**AVAILABLE RECORDS**.
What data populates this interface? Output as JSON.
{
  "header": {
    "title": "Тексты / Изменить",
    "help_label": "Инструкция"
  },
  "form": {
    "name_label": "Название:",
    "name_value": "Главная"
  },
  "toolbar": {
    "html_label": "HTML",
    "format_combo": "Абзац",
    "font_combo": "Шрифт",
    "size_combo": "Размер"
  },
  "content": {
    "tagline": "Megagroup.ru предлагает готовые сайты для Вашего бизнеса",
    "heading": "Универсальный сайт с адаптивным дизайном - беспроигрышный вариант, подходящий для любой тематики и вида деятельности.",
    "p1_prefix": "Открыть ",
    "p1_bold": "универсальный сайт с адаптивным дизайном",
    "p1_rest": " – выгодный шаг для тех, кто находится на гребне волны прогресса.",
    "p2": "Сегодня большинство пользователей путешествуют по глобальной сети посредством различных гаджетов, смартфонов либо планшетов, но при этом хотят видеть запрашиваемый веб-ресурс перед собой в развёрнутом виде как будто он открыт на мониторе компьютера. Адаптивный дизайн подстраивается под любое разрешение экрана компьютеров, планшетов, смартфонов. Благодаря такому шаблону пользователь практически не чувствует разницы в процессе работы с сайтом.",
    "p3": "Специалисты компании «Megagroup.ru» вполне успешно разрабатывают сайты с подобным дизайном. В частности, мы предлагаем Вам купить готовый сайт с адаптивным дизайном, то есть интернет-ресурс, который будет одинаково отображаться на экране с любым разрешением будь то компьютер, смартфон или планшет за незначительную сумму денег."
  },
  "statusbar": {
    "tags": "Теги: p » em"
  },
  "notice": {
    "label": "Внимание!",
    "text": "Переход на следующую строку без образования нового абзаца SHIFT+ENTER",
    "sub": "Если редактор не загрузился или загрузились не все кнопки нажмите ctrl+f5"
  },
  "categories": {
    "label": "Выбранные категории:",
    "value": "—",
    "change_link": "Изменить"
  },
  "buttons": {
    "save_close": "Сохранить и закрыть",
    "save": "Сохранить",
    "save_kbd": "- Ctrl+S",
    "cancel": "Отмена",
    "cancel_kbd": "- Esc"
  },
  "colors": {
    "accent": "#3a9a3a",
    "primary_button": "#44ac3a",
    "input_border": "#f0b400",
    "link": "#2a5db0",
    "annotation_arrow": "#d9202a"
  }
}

**CHALLENGE**. State the count of lines with the word "сайты" in them, and write nothing else.

**RESULT OF THE TASK**. 2